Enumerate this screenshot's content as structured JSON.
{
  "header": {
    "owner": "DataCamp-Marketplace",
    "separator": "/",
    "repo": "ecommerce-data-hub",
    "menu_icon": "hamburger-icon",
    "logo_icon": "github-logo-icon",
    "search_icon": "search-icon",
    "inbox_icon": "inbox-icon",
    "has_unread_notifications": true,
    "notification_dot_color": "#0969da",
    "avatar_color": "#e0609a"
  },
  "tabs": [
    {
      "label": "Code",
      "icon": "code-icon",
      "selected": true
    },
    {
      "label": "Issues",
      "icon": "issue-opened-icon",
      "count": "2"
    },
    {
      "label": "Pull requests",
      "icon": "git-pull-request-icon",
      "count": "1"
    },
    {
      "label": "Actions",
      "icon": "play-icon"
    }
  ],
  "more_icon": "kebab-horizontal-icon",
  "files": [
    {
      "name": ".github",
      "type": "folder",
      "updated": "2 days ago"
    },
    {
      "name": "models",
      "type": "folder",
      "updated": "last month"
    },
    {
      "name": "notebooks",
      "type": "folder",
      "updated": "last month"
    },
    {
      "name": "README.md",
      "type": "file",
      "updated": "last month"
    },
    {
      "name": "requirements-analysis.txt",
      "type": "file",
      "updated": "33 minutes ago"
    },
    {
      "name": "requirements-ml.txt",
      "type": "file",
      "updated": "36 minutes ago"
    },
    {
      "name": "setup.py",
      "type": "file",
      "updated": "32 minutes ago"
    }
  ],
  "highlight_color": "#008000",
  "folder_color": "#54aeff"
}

******

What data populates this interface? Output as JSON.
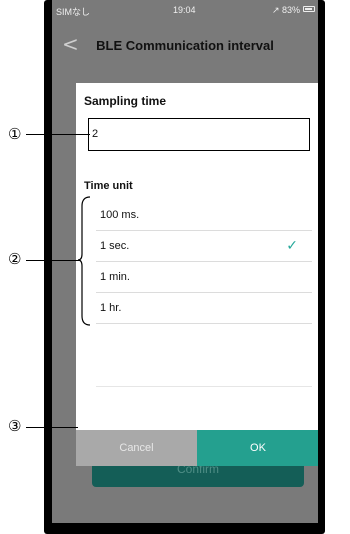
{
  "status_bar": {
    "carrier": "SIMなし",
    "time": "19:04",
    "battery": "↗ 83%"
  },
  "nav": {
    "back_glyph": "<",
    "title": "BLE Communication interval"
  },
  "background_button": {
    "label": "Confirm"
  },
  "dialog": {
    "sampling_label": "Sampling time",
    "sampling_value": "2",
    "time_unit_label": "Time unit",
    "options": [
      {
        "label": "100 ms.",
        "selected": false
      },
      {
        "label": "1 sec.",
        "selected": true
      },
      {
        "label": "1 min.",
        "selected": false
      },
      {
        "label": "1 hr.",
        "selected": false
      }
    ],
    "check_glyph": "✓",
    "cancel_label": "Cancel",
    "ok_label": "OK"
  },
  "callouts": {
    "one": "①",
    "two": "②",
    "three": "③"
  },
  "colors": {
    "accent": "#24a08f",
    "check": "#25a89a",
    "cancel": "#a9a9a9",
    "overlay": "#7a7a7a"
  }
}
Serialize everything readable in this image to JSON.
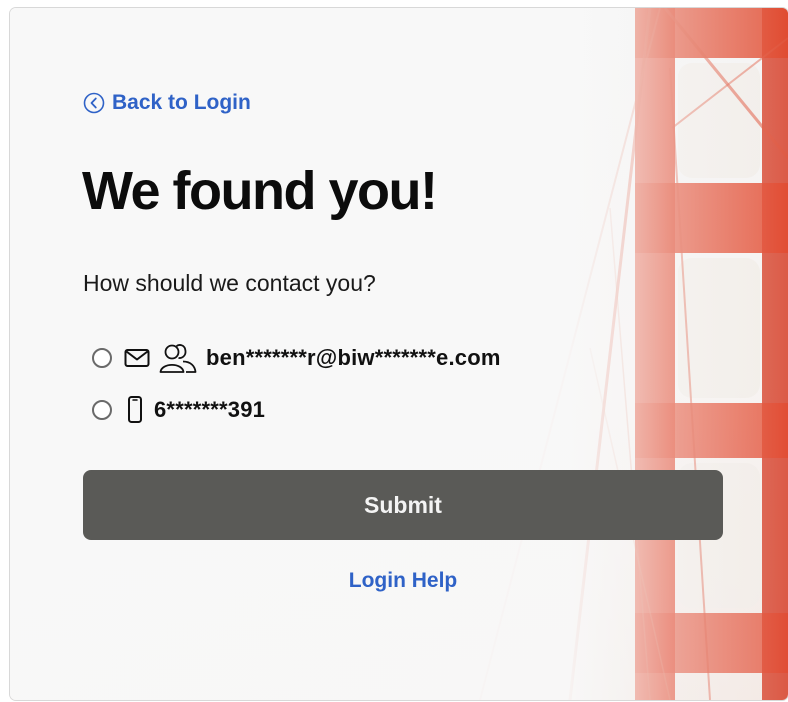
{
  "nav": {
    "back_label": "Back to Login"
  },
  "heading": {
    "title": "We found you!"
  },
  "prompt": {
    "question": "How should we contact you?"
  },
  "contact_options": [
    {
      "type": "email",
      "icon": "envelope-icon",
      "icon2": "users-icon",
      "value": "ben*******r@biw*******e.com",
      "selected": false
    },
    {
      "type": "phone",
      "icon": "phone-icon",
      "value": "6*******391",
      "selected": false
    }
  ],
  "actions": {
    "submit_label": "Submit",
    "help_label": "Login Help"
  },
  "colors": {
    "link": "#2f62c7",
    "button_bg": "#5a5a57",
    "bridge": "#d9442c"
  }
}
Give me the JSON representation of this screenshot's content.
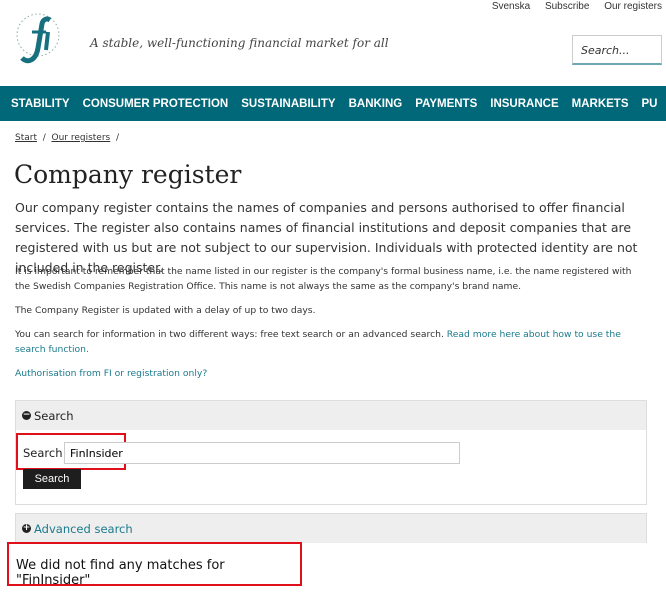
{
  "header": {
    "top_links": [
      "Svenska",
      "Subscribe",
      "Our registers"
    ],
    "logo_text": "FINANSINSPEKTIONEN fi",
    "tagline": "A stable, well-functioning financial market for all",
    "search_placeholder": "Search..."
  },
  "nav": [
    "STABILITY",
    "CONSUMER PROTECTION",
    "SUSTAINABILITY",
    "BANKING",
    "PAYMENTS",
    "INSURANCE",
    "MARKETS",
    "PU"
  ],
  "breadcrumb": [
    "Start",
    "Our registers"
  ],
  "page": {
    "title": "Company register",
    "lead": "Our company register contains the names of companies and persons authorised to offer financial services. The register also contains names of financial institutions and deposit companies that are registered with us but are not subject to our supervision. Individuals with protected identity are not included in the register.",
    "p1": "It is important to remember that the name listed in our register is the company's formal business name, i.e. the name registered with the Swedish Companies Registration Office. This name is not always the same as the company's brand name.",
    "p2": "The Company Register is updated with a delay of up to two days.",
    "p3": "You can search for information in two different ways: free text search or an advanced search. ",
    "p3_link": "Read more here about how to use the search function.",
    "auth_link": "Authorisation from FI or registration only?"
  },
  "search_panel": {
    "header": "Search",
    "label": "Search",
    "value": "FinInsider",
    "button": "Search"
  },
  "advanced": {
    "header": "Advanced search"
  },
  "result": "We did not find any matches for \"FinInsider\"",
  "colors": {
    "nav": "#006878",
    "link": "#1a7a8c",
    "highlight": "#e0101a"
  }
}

******

| Your instructions |
Select the lines that carry the string "financial" and copy them.

| Problem solution |
    "tagline": "A stable, well-functioning financial market for all",
    "lead": "Our company register contains the names of companies and persons authorised to offer financial services. The register also contains names of financial institutions and deposit companies that are registered with us but are not subject to our supervision. Individuals with protected identity are not included in the register.",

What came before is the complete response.